> [The request]:
Locate the string "выявить" in the listing below. Copy every line where it is found.

> [Listing]:
--*--

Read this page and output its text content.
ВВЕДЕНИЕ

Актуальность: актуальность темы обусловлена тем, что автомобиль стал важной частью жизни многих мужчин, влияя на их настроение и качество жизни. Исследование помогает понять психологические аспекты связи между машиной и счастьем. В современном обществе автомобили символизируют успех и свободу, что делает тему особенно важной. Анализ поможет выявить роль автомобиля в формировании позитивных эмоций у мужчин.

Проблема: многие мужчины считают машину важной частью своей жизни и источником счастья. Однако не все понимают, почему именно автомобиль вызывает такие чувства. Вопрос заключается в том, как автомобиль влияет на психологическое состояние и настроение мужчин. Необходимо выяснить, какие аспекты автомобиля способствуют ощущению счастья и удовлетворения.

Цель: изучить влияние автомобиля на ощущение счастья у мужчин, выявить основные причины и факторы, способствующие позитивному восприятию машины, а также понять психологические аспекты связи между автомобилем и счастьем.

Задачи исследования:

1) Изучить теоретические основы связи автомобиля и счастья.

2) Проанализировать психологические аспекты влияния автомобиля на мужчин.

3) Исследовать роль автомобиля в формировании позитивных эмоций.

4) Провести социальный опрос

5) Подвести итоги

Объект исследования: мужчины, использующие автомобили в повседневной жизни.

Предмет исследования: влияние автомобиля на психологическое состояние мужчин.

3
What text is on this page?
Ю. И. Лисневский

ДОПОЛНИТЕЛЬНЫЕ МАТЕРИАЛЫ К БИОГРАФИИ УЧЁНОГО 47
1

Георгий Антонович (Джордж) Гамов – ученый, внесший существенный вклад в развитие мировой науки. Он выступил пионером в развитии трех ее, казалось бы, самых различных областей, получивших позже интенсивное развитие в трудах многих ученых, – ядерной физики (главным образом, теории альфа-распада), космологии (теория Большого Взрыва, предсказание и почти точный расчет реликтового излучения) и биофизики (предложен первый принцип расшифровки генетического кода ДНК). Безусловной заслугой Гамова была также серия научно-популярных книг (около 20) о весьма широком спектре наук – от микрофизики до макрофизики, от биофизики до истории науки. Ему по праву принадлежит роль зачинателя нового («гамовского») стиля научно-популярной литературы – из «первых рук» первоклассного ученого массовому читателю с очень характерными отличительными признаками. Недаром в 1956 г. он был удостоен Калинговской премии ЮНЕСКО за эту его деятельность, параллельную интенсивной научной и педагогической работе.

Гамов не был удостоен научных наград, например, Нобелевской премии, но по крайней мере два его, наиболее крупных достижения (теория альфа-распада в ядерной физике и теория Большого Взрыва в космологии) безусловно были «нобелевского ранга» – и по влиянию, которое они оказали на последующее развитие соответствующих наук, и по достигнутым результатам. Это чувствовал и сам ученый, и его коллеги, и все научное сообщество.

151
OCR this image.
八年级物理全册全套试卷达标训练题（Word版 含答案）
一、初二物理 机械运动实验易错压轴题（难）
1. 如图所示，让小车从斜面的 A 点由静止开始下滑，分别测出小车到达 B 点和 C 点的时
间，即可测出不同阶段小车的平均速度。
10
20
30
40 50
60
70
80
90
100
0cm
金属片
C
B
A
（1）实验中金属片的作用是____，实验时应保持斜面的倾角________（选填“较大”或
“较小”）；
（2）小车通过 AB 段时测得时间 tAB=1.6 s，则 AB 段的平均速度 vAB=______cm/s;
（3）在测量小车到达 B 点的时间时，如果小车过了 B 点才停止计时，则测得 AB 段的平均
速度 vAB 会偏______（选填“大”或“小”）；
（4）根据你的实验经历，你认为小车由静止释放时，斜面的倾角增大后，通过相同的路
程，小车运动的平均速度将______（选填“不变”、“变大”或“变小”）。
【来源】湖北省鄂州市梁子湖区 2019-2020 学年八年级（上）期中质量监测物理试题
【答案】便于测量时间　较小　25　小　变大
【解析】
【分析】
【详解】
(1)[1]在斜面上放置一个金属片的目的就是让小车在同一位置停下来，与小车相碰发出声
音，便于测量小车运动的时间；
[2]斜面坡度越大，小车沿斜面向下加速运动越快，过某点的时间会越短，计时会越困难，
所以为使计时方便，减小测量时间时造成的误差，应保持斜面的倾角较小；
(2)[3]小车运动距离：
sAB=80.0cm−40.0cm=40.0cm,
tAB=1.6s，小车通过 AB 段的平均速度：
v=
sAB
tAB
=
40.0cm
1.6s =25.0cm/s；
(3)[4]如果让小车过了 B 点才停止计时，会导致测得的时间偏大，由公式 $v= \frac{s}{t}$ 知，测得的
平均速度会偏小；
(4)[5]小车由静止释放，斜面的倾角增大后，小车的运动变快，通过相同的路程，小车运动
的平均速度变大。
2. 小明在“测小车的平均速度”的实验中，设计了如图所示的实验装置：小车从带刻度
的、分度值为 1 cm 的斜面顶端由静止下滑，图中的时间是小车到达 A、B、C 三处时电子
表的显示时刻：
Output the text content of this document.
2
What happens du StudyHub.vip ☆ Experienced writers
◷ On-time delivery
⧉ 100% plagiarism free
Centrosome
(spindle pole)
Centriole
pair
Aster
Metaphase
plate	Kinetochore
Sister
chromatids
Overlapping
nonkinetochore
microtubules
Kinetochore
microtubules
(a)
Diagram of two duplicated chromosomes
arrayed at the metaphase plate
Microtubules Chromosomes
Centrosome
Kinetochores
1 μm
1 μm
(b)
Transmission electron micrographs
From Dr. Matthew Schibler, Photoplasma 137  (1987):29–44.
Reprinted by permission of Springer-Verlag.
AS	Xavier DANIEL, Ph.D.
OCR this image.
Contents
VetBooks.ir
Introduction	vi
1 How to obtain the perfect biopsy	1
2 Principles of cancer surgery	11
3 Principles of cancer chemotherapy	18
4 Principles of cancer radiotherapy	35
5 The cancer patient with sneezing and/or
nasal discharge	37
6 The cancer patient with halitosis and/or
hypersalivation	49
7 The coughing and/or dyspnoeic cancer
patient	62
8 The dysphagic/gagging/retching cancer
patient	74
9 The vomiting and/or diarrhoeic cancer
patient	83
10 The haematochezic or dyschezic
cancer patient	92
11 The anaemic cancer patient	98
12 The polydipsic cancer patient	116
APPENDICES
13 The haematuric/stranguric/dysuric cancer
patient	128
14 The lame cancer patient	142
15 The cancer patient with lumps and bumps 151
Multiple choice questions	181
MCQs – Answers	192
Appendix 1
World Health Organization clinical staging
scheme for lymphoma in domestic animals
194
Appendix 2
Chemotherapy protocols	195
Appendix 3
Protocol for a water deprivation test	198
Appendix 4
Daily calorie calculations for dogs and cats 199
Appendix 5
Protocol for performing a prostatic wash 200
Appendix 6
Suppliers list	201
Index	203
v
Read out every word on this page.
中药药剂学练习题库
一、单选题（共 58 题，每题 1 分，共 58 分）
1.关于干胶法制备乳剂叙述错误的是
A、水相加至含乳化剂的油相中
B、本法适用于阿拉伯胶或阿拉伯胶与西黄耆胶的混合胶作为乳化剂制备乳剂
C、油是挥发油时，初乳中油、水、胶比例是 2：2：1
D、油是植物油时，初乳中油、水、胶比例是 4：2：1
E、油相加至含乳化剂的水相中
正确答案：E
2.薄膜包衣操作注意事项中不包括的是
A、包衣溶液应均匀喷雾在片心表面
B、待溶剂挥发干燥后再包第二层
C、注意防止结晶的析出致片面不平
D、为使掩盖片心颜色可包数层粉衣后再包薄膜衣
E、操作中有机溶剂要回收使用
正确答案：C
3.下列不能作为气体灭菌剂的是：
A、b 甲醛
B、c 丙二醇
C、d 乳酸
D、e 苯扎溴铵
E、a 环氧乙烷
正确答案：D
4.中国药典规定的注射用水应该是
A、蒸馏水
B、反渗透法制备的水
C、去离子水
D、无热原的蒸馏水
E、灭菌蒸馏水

--*--

> [Task response]:
Актуальность: актуальность темы обусловлена тем, что автомобиль стал важной частью жизни многих мужчин, влияя на их настроение и качество жизни. Исследование помогает понять психологические аспекты связи между машиной и счастьем. В современном обществе автомобили символизируют успех и свободу, что делает тему особенно важной. Анализ поможет выявить роль автомобиля в формировании позитивных эмоций у мужчин.
Цель: изучить влияние автомобиля на ощущение счастья у мужчин, выявить основные причины и факторы, способствующие позитивному восприятию машины, а также понять психологические аспекты связи между автомобилем и счастьем.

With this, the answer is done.